Records
┄┄┄┄┄┄┄┄┄┄

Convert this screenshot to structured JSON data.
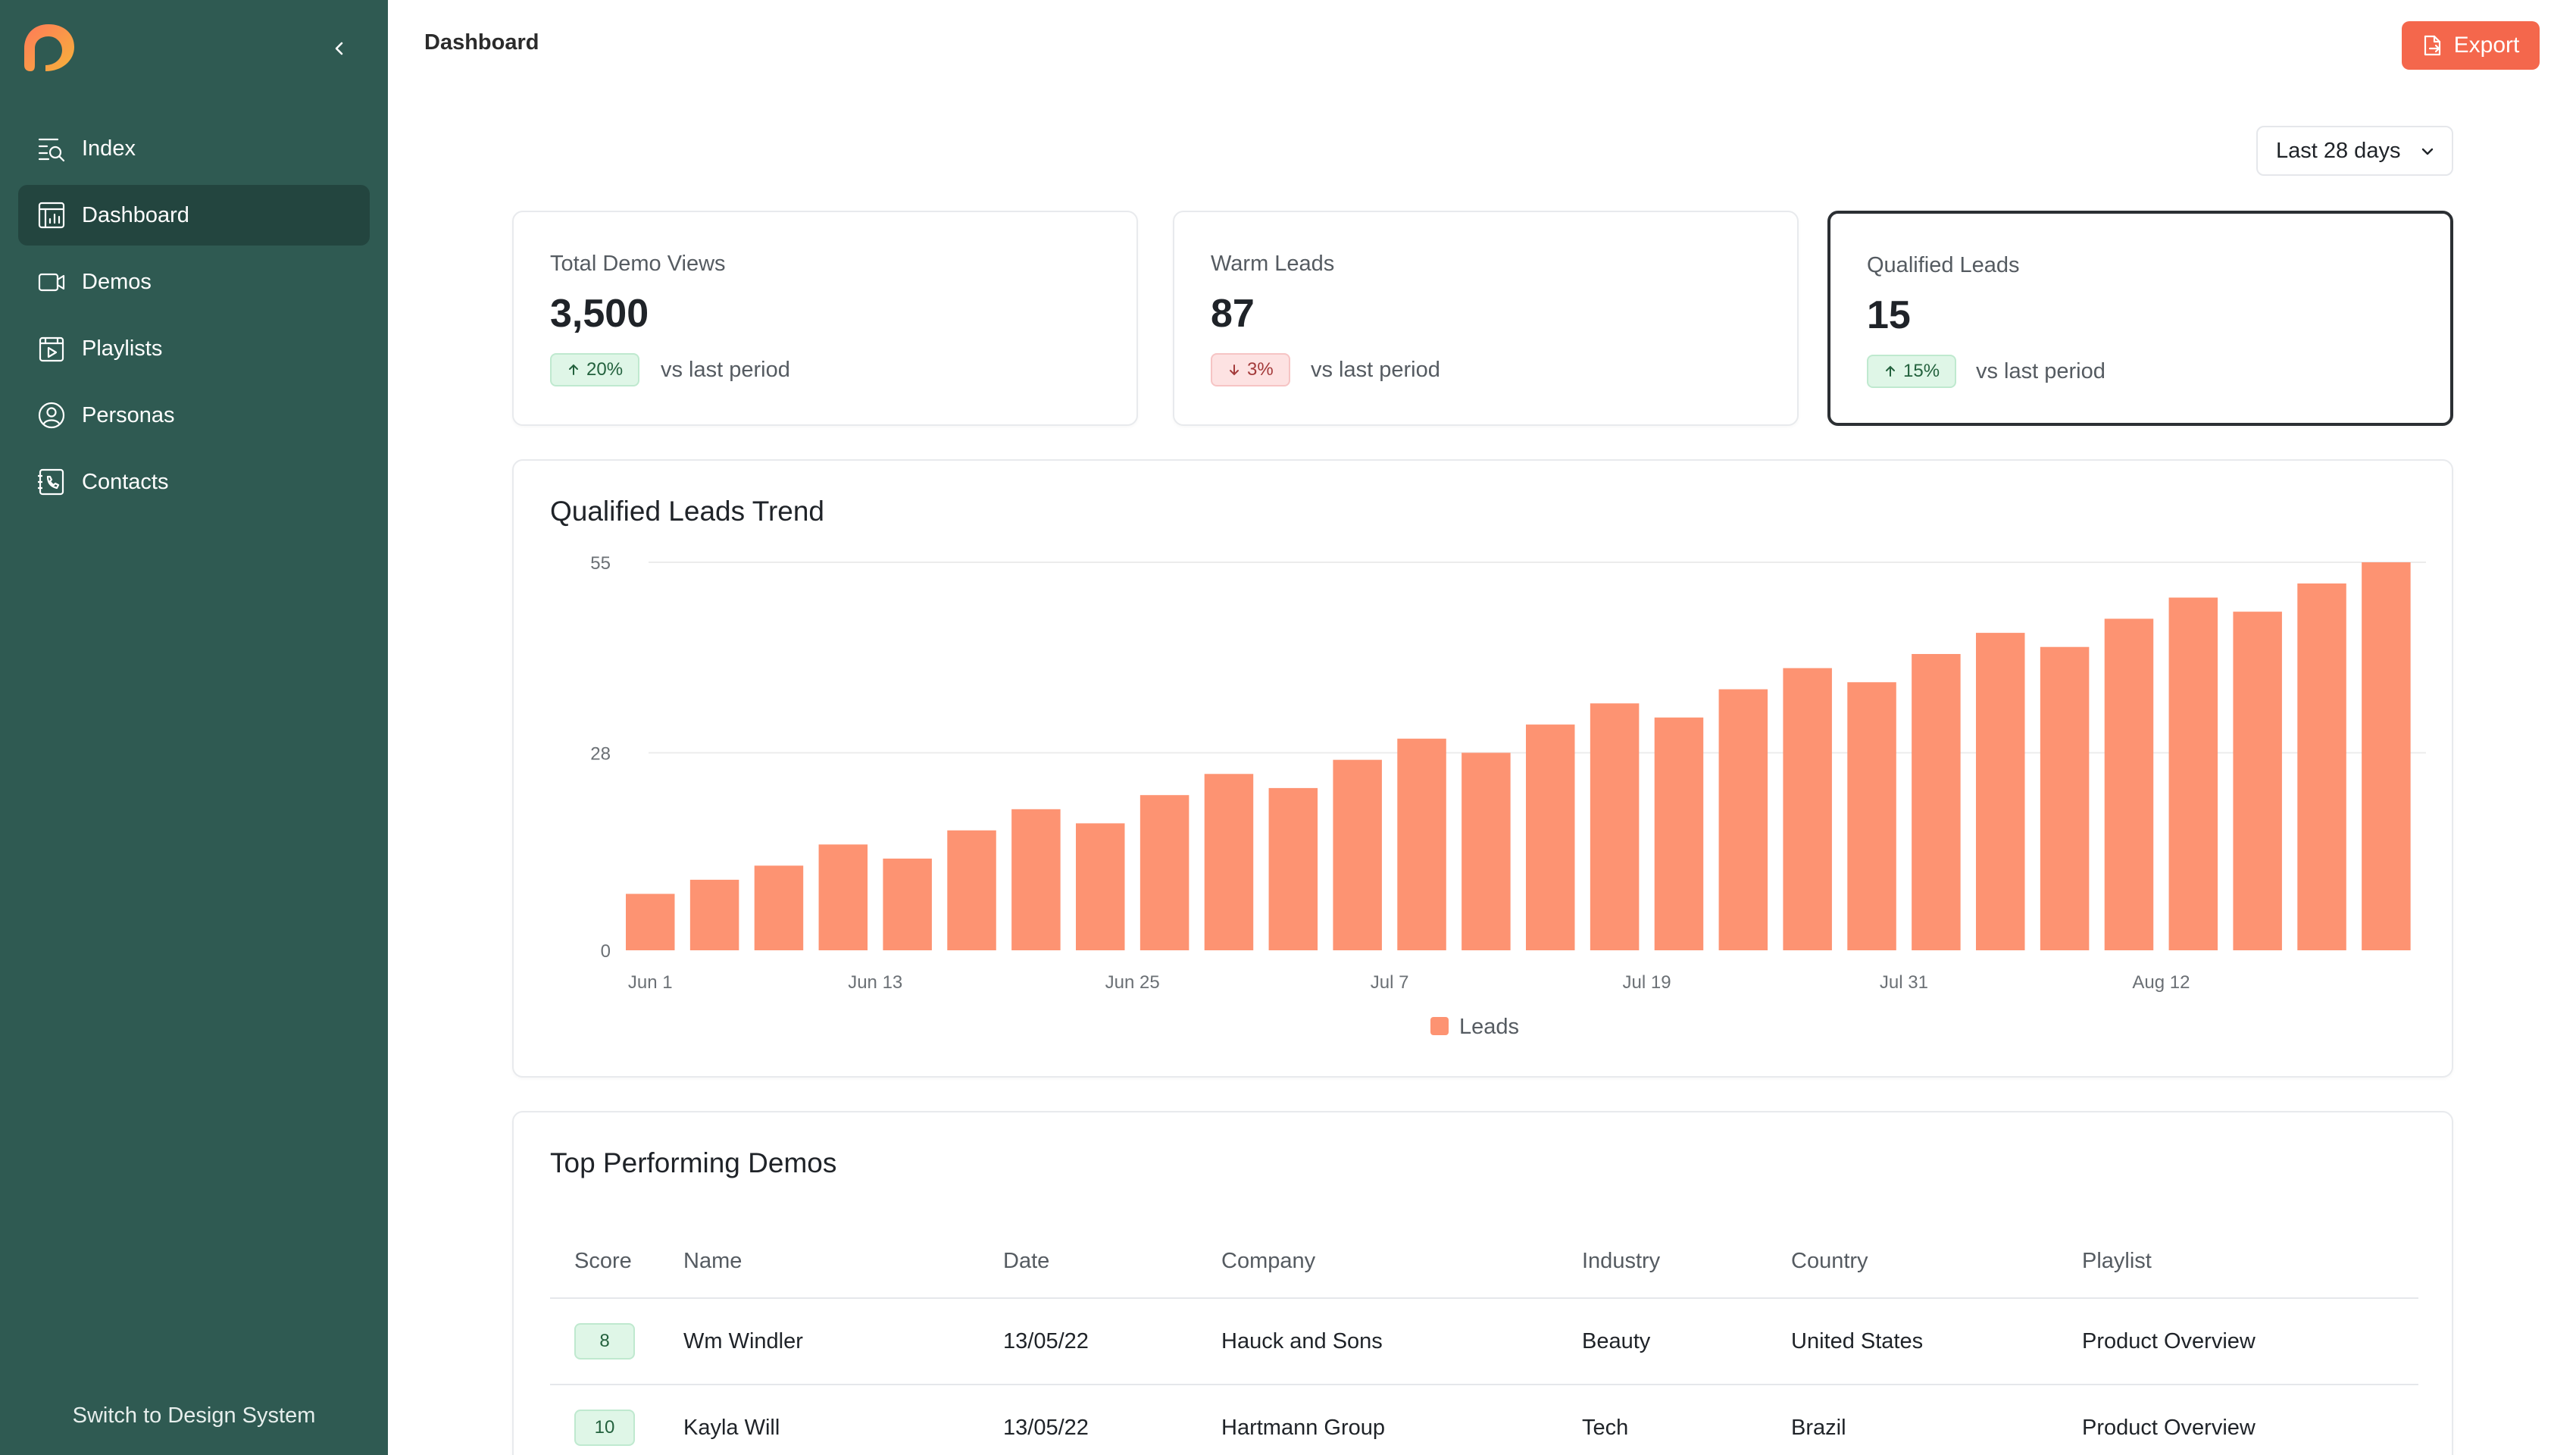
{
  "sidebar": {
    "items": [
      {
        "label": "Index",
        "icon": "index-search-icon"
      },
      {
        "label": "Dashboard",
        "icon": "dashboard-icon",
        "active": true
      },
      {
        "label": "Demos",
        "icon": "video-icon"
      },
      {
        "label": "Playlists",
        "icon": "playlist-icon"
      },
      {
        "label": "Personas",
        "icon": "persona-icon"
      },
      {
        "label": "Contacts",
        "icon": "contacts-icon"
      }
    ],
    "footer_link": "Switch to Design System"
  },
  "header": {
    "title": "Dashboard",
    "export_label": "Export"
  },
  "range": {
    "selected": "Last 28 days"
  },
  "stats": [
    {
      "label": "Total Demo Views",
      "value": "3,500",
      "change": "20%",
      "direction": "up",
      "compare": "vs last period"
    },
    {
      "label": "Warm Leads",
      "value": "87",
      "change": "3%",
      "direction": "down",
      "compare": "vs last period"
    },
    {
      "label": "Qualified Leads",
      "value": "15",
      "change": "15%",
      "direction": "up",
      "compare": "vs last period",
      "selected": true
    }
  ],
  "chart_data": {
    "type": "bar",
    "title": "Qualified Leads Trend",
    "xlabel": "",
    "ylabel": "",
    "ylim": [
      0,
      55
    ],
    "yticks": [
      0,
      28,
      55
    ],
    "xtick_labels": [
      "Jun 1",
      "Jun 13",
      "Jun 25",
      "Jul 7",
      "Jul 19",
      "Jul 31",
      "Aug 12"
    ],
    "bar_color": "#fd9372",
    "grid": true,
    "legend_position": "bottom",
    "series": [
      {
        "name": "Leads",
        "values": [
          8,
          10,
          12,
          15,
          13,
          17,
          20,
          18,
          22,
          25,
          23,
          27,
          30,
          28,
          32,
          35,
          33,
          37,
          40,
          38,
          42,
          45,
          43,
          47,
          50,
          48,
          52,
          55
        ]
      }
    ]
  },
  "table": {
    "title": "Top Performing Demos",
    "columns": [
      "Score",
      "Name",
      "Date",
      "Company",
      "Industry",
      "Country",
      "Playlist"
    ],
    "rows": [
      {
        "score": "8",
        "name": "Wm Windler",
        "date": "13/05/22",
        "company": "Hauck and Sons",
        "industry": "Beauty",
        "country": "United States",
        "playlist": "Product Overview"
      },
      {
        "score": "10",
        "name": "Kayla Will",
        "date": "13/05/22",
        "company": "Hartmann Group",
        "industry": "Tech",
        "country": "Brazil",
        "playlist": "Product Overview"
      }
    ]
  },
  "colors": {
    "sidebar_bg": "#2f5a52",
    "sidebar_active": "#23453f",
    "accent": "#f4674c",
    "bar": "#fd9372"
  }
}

┄┄┄┄┄┄┄┄┄┄

• Written instruction: Reproduce each entry verbatim, excluding any embedded images.

• Solution for this task:
Convert this screenshot to structured JSON data.
{
  "sidebar": {
    "items": [
      {
        "label": "Index",
        "icon": "index-search-icon"
      },
      {
        "label": "Dashboard",
        "icon": "dashboard-icon",
        "active": true
      },
      {
        "label": "Demos",
        "icon": "video-icon"
      },
      {
        "label": "Playlists",
        "icon": "playlist-icon"
      },
      {
        "label": "Personas",
        "icon": "persona-icon"
      },
      {
        "label": "Contacts",
        "icon": "contacts-icon"
      }
    ],
    "footer_link": "Switch to Design System"
  },
  "header": {
    "title": "Dashboard",
    "export_label": "Export"
  },
  "range": {
    "selected": "Last 28 days"
  },
  "stats": [
    {
      "label": "Total Demo Views",
      "value": "3,500",
      "change": "20%",
      "direction": "up",
      "compare": "vs last period"
    },
    {
      "label": "Warm Leads",
      "value": "87",
      "change": "3%",
      "direction": "down",
      "compare": "vs last period"
    },
    {
      "label": "Qualified Leads",
      "value": "15",
      "change": "15%",
      "direction": "up",
      "compare": "vs last period",
      "selected": true
    }
  ],
  "chart_data": {
    "type": "bar",
    "title": "Qualified Leads Trend",
    "xlabel": "",
    "ylabel": "",
    "ylim": [
      0,
      55
    ],
    "yticks": [
      0,
      28,
      55
    ],
    "xtick_labels": [
      "Jun 1",
      "Jun 13",
      "Jun 25",
      "Jul 7",
      "Jul 19",
      "Jul 31",
      "Aug 12"
    ],
    "bar_color": "#fd9372",
    "grid": true,
    "legend_position": "bottom",
    "series": [
      {
        "name": "Leads",
        "values": [
          8,
          10,
          12,
          15,
          13,
          17,
          20,
          18,
          22,
          25,
          23,
          27,
          30,
          28,
          32,
          35,
          33,
          37,
          40,
          38,
          42,
          45,
          43,
          47,
          50,
          48,
          52,
          55
        ]
      }
    ]
  },
  "table": {
    "title": "Top Performing Demos",
    "columns": [
      "Score",
      "Name",
      "Date",
      "Company",
      "Industry",
      "Country",
      "Playlist"
    ],
    "rows": [
      {
        "score": "8",
        "name": "Wm Windler",
        "date": "13/05/22",
        "company": "Hauck and Sons",
        "industry": "Beauty",
        "country": "United States",
        "playlist": "Product Overview"
      },
      {
        "score": "10",
        "name": "Kayla Will",
        "date": "13/05/22",
        "company": "Hartmann Group",
        "industry": "Tech",
        "country": "Brazil",
        "playlist": "Product Overview"
      }
    ]
  },
  "colors": {
    "sidebar_bg": "#2f5a52",
    "sidebar_active": "#23453f",
    "accent": "#f4674c",
    "bar": "#fd9372"
  }
}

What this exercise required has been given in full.